PROBLEM TO WORK ON:
Omit every picture and return the rest of the data unaltered.

Stored records
════════
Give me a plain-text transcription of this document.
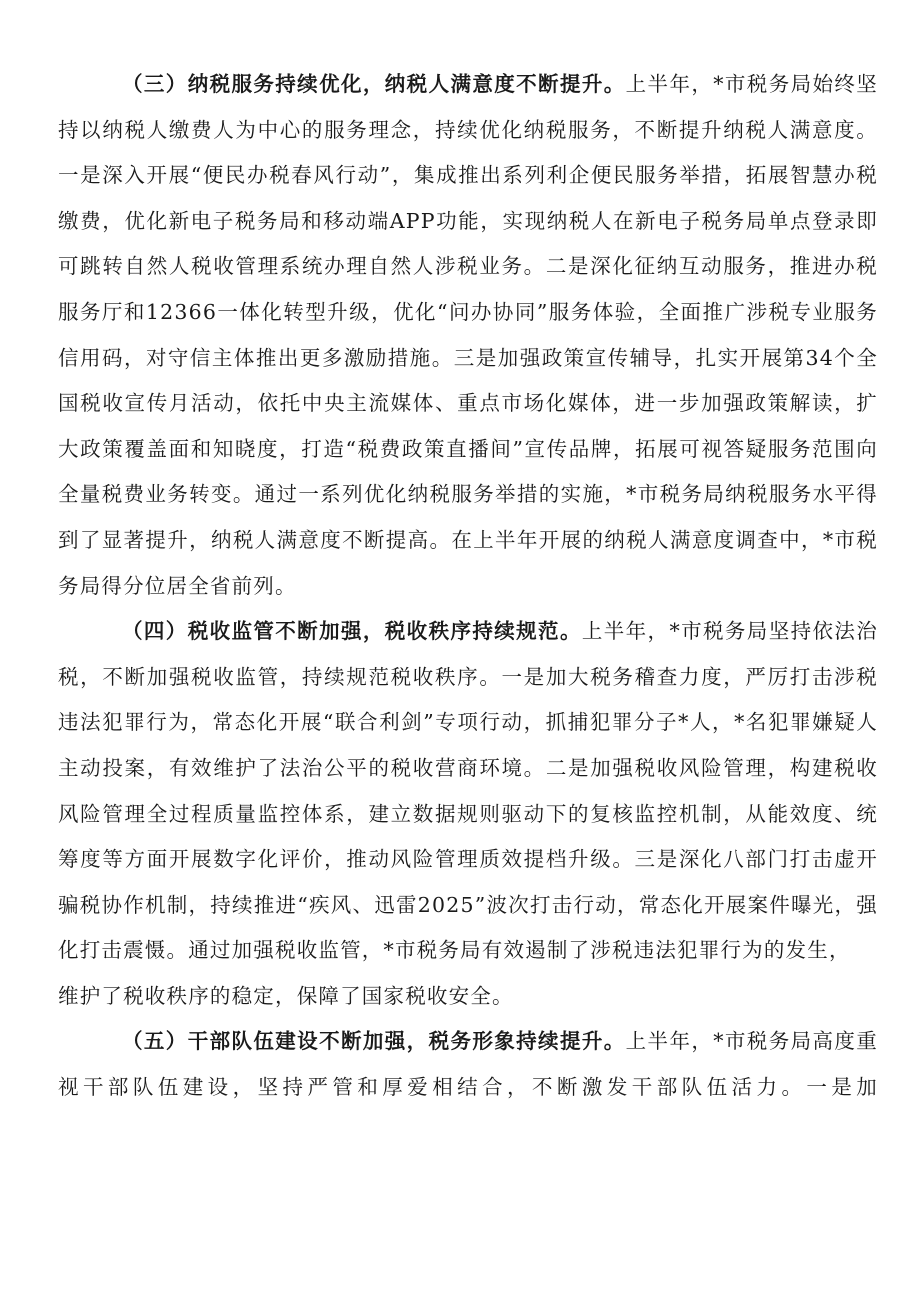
（三）纳税服务持续优化，纳税人满意度不断提升。上半年，*市税务局始终坚持以纳税人缴费人为中心的服务理念，持续优化纳税服务，不断提升纳税人满意度。一是深入开展“便民办税春风行动”，集成推出系列利企便民服务举措，拓展智慧办税缴费，优化新电子税务局和移动端APP功能，实现纳税人在新电子税务局单点登录即可跳转自然人税收管理系统办理自然人涉税业务。二是深化征纳互动服务，推进办税服务厅和12366一体化转型升级，优化“问办协同”服务体验，全面推广涉税专业服务信用码，对守信主体推出更多激励措施。三是加强政策宣传辅导，扎实开展第34个全国税收宣传月活动，依托中央主流媒体、重点市场化媒体，进一步加强政策解读，扩大政策覆盖面和知晓度，打造“税费政策直播间”宣传品牌，拓展可视答疑服务范围向全量税费业务转变。通过一系列优化纳税服务举措的实施，*市税务局纳税服务水平得到了显著提升，纳税人满意度不断提高。在上半年开展的纳税人满意度调查中，*市税务局得分位居全省前列。

（四）税收监管不断加强，税收秩序持续规范。上半年，*市税务局坚持依法治税，不断加强税收监管，持续规范税收秩序。一是加大税务稽查力度，严厉打击涉税违法犯罪行为，常态化开展“联合利剑”专项行动，抓捕犯罪分子*人，*名犯罪嫌疑人主动投案，有效维护了法治公平的税收营商环境。二是加强税收风险管理，构建税收风险管理全过程质量监控体系，建立数据规则驱动下的复核监控机制，从能效度、统筹度等方面开展数字化评价，推动风险管理质效提档升级。三是深化八部门打击虚开骗税协作机制，持续推进“疾风、迅雷2025”波次打击行动，常态化开展案件曝光，强化打击震慑。通过加强税收监管，*市税务局有效遏制了涉税违法犯罪行为的发生，

维护了税收秩序的稳定，保障了国家税收安全。

（五）干部队伍建设不断加强，税务形象持续提升。上半年，*市税务局高度重视干部队伍建设，坚持严管和厚爱相结合，不断激发干部队伍活力。一是加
════════
ANSWER TO THIS TASK:
Give me a plain-text transcription of this document.
（三）纳税服务持续优化，纳税人满意度不断提升。上半年，*市税务局始终坚持以纳税人缴费人为中心的服务理念，持续优化纳税服务，不断提升纳税人满意度。一是深入开展“便民办税春风行动”，集成推出系列利企便民服务举措，拓展智慧办税缴费，优化新电子税务局和移动端APP功能，实现纳税人在新电子税务局单点登录即可跳转自然人税收管理系统办理自然人涉税业务。二是深化征纳互动服务，推进办税服务厅和12366一体化转型升级，优化“问办协同”服务体验，全面推广涉税专业服务信用码，对守信主体推出更多激励措施。三是加强政策宣传辅导，扎实开展第34个全国税收宣传月活动，依托中央主流媒体、重点市场化媒体，进一步加强政策解读，扩大政策覆盖面和知晓度，打造“税费政策直播间”宣传品牌，拓展可视答疑服务范围向全量税费业务转变。通过一系列优化纳税服务举措的实施，*市税务局纳税服务水平得到了显著提升，纳税人满意度不断提高。在上半年开展的纳税人满意度调查中，*市税务局得分位居全省前列。

（四）税收监管不断加强，税收秩序持续规范。上半年，*市税务局坚持依法治税，不断加强税收监管，持续规范税收秩序。一是加大税务稽查力度，严厉打击涉税违法犯罪行为，常态化开展“联合利剑”专项行动，抓捕犯罪分子*人，*名犯罪嫌疑人主动投案，有效维护了法治公平的税收营商环境。二是加强税收风险管理，构建税收风险管理全过程质量监控体系，建立数据规则驱动下的复核监控机制，从能效度、统筹度等方面开展数字化评价，推动风险管理质效提档升级。三是深化八部门打击虚开骗税协作机制，持续推进“疾风、迅雷2025”波次打击行动，常态化开展案件曝光，强化打击震慑。通过加强税收监管，*市税务局有效遏制了涉税违法犯罪行为的发生，

维护了税收秩序的稳定，保障了国家税收安全。

（五）干部队伍建设不断加强，税务形象持续提升。上半年，*市税务局高度重视干部队伍建设，坚持严管和厚爱相结合，不断激发干部队伍活力。一是加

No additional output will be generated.